Goal of the exercise
How many lines in the records below contain the string "swatch"? Reply with the number alone.

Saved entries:
++++++++++
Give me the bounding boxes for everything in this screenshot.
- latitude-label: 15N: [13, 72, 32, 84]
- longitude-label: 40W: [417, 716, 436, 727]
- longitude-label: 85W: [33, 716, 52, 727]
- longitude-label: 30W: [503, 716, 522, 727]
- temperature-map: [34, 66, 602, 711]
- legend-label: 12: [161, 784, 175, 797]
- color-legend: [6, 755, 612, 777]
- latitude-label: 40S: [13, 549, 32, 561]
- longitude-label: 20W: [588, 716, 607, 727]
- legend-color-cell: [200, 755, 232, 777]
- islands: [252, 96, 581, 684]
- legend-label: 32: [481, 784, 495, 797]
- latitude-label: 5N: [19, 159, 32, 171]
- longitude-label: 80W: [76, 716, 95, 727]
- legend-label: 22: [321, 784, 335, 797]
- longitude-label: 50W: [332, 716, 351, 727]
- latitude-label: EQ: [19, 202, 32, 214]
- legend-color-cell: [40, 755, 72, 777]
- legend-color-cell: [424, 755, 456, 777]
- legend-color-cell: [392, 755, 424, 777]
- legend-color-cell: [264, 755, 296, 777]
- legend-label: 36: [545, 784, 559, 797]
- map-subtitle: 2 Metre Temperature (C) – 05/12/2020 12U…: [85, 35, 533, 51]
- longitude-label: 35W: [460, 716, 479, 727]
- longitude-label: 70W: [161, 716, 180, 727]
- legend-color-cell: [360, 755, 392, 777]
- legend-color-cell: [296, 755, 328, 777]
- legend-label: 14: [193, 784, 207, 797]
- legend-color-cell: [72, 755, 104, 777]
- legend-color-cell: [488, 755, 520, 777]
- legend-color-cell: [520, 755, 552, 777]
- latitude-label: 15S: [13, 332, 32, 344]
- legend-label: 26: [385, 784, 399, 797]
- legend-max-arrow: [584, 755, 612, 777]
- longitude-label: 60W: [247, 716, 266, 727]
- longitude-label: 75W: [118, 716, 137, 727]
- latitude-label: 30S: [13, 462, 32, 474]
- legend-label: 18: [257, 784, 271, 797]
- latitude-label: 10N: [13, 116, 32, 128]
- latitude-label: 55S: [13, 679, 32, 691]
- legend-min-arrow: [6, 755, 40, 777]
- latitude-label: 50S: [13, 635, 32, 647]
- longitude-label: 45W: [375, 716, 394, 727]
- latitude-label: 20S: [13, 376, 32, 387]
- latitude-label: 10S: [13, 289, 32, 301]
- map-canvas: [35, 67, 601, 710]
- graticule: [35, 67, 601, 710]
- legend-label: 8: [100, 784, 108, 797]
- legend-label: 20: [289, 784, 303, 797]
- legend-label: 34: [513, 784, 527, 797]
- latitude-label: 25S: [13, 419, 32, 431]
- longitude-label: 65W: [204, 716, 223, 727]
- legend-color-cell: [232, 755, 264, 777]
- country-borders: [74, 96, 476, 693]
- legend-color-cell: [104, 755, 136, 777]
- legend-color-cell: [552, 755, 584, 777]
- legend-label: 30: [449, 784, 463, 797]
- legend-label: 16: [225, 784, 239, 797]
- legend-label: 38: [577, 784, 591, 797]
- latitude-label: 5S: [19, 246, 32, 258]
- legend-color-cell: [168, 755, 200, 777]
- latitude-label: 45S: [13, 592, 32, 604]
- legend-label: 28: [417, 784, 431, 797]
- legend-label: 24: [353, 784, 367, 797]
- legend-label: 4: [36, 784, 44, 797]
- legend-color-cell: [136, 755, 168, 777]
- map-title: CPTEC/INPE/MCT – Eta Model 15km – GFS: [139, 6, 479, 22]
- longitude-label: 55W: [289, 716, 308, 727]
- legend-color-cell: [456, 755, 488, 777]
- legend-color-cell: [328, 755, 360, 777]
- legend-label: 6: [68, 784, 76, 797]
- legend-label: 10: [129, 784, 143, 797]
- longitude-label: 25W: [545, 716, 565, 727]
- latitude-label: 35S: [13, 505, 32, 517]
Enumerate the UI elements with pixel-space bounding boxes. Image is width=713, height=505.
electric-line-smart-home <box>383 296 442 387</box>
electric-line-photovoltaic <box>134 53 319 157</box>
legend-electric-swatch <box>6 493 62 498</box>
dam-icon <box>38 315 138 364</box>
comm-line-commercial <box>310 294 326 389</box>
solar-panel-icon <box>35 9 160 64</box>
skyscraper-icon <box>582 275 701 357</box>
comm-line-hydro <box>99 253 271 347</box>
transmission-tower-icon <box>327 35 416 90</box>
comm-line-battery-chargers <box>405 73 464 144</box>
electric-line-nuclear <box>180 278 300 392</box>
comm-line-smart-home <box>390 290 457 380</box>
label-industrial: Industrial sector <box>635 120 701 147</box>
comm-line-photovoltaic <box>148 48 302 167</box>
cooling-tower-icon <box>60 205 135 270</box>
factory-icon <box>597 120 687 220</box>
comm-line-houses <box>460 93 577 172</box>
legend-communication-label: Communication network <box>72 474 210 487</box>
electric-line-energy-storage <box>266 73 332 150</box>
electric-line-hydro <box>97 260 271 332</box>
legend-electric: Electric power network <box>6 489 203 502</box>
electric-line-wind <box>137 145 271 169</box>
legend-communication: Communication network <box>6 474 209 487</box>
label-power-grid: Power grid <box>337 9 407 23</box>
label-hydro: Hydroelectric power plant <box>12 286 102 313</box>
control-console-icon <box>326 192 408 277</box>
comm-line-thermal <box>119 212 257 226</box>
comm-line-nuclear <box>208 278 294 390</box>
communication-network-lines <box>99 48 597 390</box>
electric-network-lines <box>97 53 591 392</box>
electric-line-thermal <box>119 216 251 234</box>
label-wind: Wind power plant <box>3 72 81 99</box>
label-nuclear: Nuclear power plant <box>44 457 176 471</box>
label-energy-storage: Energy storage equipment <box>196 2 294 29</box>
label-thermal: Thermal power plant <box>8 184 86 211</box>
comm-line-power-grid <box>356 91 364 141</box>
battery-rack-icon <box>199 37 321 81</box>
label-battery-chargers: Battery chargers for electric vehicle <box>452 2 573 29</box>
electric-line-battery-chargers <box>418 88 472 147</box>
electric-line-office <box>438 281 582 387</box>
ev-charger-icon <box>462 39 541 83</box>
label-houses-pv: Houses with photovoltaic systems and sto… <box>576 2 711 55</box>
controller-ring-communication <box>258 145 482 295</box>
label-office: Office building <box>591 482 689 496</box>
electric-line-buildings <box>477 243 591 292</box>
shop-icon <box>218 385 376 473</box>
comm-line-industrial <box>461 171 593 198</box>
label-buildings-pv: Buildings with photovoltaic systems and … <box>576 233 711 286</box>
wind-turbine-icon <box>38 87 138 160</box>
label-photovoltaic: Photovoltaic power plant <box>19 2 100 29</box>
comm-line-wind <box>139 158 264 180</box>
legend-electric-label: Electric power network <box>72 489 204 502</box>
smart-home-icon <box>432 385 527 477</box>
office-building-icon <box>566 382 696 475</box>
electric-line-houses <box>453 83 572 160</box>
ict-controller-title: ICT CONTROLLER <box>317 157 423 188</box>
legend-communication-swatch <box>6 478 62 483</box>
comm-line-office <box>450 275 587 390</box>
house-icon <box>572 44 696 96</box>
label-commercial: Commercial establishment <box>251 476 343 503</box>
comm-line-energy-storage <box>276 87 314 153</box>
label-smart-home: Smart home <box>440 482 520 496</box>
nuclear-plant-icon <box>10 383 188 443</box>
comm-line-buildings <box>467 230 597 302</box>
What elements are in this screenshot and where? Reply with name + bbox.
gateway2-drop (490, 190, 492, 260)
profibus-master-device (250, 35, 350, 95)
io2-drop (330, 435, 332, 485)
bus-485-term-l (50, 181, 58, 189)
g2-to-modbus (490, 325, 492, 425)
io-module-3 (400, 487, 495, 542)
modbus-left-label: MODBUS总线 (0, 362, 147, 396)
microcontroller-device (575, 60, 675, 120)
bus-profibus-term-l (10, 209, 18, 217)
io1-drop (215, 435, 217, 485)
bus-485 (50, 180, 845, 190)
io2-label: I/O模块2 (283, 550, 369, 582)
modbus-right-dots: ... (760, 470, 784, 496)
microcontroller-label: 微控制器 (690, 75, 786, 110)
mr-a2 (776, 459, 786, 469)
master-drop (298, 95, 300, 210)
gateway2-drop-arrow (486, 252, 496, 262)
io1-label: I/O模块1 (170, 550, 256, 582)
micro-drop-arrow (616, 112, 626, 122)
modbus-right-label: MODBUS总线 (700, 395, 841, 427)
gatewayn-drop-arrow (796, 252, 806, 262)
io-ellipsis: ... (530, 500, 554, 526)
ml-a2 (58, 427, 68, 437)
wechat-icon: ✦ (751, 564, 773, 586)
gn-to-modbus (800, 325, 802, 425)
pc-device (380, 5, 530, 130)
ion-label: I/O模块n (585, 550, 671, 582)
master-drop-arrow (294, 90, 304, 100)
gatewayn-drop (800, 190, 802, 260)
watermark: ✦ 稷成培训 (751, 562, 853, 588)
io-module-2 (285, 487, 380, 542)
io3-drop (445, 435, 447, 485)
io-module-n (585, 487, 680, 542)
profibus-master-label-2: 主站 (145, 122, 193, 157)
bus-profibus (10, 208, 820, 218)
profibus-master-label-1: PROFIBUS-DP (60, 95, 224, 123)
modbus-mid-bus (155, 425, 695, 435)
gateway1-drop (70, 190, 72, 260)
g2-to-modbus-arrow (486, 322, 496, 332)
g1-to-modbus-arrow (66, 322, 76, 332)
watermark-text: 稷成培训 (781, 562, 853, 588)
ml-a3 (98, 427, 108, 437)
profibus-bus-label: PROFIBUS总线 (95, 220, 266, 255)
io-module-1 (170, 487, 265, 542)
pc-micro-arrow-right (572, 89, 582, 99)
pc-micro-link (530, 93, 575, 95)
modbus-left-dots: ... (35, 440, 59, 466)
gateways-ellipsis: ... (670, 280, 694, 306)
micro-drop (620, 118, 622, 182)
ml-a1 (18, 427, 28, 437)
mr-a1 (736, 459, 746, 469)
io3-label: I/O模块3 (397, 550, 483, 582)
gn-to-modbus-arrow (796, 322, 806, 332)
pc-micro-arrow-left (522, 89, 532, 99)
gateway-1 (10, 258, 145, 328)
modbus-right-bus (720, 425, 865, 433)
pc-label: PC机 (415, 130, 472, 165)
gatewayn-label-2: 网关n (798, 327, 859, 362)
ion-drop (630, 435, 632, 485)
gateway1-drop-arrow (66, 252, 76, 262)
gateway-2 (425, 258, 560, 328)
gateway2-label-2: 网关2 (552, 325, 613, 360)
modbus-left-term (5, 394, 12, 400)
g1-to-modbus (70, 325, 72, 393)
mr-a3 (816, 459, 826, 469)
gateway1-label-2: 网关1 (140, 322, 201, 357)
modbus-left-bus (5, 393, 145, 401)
++++++++++
Final result
2